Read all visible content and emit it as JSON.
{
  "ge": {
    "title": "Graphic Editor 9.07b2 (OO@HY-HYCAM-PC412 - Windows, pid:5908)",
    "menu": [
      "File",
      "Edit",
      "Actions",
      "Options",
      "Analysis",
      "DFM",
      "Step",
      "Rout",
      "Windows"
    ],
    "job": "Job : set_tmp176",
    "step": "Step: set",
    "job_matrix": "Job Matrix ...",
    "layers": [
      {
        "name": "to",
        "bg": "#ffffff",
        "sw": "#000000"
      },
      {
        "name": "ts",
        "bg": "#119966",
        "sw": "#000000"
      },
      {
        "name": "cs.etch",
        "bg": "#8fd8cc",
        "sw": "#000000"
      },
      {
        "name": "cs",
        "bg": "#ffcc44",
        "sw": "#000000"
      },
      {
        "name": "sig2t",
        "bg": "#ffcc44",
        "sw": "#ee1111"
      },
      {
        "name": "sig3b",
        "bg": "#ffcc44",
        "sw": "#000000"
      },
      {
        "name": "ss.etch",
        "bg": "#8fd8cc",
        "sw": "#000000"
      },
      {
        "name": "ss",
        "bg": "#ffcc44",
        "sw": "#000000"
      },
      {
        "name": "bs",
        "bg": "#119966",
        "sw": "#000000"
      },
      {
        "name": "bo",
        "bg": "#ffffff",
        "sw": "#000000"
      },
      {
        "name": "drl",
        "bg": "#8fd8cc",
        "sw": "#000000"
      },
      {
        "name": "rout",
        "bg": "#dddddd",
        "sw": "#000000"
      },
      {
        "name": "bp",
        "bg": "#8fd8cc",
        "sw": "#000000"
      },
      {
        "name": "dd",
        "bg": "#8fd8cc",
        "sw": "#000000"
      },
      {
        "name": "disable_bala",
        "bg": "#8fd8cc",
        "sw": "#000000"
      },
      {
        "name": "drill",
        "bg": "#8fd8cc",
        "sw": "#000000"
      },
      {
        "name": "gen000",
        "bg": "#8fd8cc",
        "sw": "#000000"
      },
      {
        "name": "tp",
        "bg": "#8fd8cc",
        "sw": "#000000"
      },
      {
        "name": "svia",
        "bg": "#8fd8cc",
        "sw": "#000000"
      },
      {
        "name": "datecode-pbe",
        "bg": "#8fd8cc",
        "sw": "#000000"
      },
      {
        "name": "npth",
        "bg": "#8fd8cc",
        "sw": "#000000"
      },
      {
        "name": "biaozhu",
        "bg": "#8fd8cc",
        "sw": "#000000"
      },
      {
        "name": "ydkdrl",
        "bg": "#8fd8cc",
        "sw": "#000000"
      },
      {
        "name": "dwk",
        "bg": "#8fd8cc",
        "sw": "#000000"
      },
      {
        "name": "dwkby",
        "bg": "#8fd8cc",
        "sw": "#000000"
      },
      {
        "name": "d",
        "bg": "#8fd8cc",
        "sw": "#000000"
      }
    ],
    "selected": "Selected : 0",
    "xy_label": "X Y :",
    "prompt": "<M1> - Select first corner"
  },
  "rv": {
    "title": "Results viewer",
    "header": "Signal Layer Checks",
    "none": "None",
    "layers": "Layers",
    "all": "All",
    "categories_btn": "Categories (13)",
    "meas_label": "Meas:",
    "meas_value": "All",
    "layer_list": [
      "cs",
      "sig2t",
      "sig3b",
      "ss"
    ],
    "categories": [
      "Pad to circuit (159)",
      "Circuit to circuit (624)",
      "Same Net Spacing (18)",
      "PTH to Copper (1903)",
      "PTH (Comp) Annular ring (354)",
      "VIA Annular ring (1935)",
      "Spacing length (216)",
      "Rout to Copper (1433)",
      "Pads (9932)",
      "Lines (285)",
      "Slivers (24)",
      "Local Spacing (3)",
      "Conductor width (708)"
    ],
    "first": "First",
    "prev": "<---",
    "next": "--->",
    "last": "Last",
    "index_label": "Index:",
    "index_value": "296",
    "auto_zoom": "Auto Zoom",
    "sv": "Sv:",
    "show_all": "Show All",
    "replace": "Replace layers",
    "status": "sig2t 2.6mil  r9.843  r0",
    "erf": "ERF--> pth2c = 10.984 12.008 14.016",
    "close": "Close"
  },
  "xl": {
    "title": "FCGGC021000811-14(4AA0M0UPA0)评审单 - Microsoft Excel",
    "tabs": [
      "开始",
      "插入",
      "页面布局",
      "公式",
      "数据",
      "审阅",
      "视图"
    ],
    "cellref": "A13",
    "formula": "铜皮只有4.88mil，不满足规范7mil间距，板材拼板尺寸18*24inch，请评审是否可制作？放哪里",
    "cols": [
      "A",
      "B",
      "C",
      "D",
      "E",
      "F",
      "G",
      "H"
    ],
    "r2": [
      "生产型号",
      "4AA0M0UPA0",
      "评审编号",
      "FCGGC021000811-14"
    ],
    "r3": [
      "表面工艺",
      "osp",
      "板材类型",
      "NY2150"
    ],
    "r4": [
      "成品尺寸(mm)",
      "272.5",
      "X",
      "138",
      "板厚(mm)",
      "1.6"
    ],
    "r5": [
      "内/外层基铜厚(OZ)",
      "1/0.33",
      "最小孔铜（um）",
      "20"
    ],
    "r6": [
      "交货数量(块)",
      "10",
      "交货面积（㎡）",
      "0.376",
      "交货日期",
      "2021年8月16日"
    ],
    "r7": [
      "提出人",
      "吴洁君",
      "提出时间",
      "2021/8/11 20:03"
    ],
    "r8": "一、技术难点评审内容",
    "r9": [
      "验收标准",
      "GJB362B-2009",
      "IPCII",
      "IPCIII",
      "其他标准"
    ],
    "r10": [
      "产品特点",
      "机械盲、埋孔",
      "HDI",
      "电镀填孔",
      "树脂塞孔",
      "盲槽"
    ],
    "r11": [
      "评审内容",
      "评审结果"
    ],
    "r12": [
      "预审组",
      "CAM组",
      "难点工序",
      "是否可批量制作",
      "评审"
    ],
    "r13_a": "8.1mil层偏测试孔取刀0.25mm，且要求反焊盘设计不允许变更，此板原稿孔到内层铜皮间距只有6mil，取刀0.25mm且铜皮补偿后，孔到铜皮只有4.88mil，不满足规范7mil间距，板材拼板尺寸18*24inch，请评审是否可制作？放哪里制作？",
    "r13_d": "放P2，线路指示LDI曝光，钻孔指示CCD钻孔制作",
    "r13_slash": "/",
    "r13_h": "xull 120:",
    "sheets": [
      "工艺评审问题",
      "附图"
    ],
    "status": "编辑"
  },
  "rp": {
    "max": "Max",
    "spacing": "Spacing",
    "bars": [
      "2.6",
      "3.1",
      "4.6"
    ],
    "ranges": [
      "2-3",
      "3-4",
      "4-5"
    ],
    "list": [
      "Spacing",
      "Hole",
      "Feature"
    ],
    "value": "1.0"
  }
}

WRITTEN EXERCISE> Copy out each record from above, exactly.

FULL RESPONSE>
Read all visible content and emit it as JSON.
{
  "ge": {
    "title": "Graphic Editor 9.07b2 (OO@HY-HYCAM-PC412 - Windows, pid:5908)",
    "menu": [
      "File",
      "Edit",
      "Actions",
      "Options",
      "Analysis",
      "DFM",
      "Step",
      "Rout",
      "Windows"
    ],
    "job": "Job : set_tmp176",
    "step": "Step: set",
    "job_matrix": "Job Matrix ...",
    "layers": [
      {
        "name": "to",
        "bg": "#ffffff",
        "sw": "#000000"
      },
      {
        "name": "ts",
        "bg": "#119966",
        "sw": "#000000"
      },
      {
        "name": "cs.etch",
        "bg": "#8fd8cc",
        "sw": "#000000"
      },
      {
        "name": "cs",
        "bg": "#ffcc44",
        "sw": "#000000"
      },
      {
        "name": "sig2t",
        "bg": "#ffcc44",
        "sw": "#ee1111"
      },
      {
        "name": "sig3b",
        "bg": "#ffcc44",
        "sw": "#000000"
      },
      {
        "name": "ss.etch",
        "bg": "#8fd8cc",
        "sw": "#000000"
      },
      {
        "name": "ss",
        "bg": "#ffcc44",
        "sw": "#000000"
      },
      {
        "name": "bs",
        "bg": "#119966",
        "sw": "#000000"
      },
      {
        "name": "bo",
        "bg": "#ffffff",
        "sw": "#000000"
      },
      {
        "name": "drl",
        "bg": "#8fd8cc",
        "sw": "#000000"
      },
      {
        "name": "rout",
        "bg": "#dddddd",
        "sw": "#000000"
      },
      {
        "name": "bp",
        "bg": "#8fd8cc",
        "sw": "#000000"
      },
      {
        "name": "dd",
        "bg": "#8fd8cc",
        "sw": "#000000"
      },
      {
        "name": "disable_bala",
        "bg": "#8fd8cc",
        "sw": "#000000"
      },
      {
        "name": "drill",
        "bg": "#8fd8cc",
        "sw": "#000000"
      },
      {
        "name": "gen000",
        "bg": "#8fd8cc",
        "sw": "#000000"
      },
      {
        "name": "tp",
        "bg": "#8fd8cc",
        "sw": "#000000"
      },
      {
        "name": "svia",
        "bg": "#8fd8cc",
        "sw": "#000000"
      },
      {
        "name": "datecode-pbe",
        "bg": "#8fd8cc",
        "sw": "#000000"
      },
      {
        "name": "npth",
        "bg": "#8fd8cc",
        "sw": "#000000"
      },
      {
        "name": "biaozhu",
        "bg": "#8fd8cc",
        "sw": "#000000"
      },
      {
        "name": "ydkdrl",
        "bg": "#8fd8cc",
        "sw": "#000000"
      },
      {
        "name": "dwk",
        "bg": "#8fd8cc",
        "sw": "#000000"
      },
      {
        "name": "dwkby",
        "bg": "#8fd8cc",
        "sw": "#000000"
      },
      {
        "name": "d",
        "bg": "#8fd8cc",
        "sw": "#000000"
      }
    ],
    "selected": "Selected : 0",
    "xy_label": "X Y :",
    "prompt": "<M1> - Select first corner"
  },
  "rv": {
    "title": "Results viewer",
    "header": "Signal Layer Checks",
    "none": "None",
    "layers": "Layers",
    "all": "All",
    "categories_btn": "Categories (13)",
    "meas_label": "Meas:",
    "meas_value": "All",
    "layer_list": [
      "cs",
      "sig2t",
      "sig3b",
      "ss"
    ],
    "categories": [
      "Pad to circuit (159)",
      "Circuit to circuit (624)",
      "Same Net Spacing (18)",
      "PTH to Copper (1903)",
      "PTH (Comp) Annular ring (354)",
      "VIA Annular ring (1935)",
      "Spacing length (216)",
      "Rout to Copper (1433)",
      "Pads (9932)",
      "Lines (285)",
      "Slivers (24)",
      "Local Spacing (3)",
      "Conductor width (708)"
    ],
    "first": "First",
    "prev": "<---",
    "next": "--->",
    "last": "Last",
    "index_label": "Index:",
    "index_value": "296",
    "auto_zoom": "Auto Zoom",
    "sv": "Sv:",
    "show_all": "Show All",
    "replace": "Replace layers",
    "status": "sig2t 2.6mil  r9.843  r0",
    "erf": "ERF--> pth2c = 10.984 12.008 14.016",
    "close": "Close"
  },
  "xl": {
    "title": "FCGGC021000811-14(4AA0M0UPA0)评审单 - Microsoft Excel",
    "tabs": [
      "开始",
      "插入",
      "页面布局",
      "公式",
      "数据",
      "审阅",
      "视图"
    ],
    "cellref": "A13",
    "formula": "铜皮只有4.88mil，不满足规范7mil间距，板材拼板尺寸18*24inch，请评审是否可制作？放哪里",
    "cols": [
      "A",
      "B",
      "C",
      "D",
      "E",
      "F",
      "G",
      "H"
    ],
    "r2": [
      "生产型号",
      "4AA0M0UPA0",
      "评审编号",
      "FCGGC021000811-14"
    ],
    "r3": [
      "表面工艺",
      "osp",
      "板材类型",
      "NY2150"
    ],
    "r4": [
      "成品尺寸(mm)",
      "272.5",
      "X",
      "138",
      "板厚(mm)",
      "1.6"
    ],
    "r5": [
      "内/外层基铜厚(OZ)",
      "1/0.33",
      "最小孔铜（um）",
      "20"
    ],
    "r6": [
      "交货数量(块)",
      "10",
      "交货面积（㎡）",
      "0.376",
      "交货日期",
      "2021年8月16日"
    ],
    "r7": [
      "提出人",
      "吴洁君",
      "提出时间",
      "2021/8/11 20:03"
    ],
    "r8": "一、技术难点评审内容",
    "r9": [
      "验收标准",
      "GJB362B-2009",
      "IPCII",
      "IPCIII",
      "其他标准"
    ],
    "r10": [
      "产品特点",
      "机械盲、埋孔",
      "HDI",
      "电镀填孔",
      "树脂塞孔",
      "盲槽"
    ],
    "r11": [
      "评审内容",
      "评审结果"
    ],
    "r12": [
      "预审组",
      "CAM组",
      "难点工序",
      "是否可批量制作",
      "评审"
    ],
    "r13_a": "8.1mil层偏测试孔取刀0.25mm，且要求反焊盘设计不允许变更，此板原稿孔到内层铜皮间距只有6mil，取刀0.25mm且铜皮补偿后，孔到铜皮只有4.88mil，不满足规范7mil间距，板材拼板尺寸18*24inch，请评审是否可制作？放哪里制作？",
    "r13_d": "放P2，线路指示LDI曝光，钻孔指示CCD钻孔制作",
    "r13_slash": "/",
    "r13_h": "xull 120:",
    "sheets": [
      "工艺评审问题",
      "附图"
    ],
    "status": "编辑"
  },
  "rp": {
    "max": "Max",
    "spacing": "Spacing",
    "bars": [
      "2.6",
      "3.1",
      "4.6"
    ],
    "ranges": [
      "2-3",
      "3-4",
      "4-5"
    ],
    "list": [
      "Spacing",
      "Hole",
      "Feature"
    ],
    "value": "1.0"
  }
}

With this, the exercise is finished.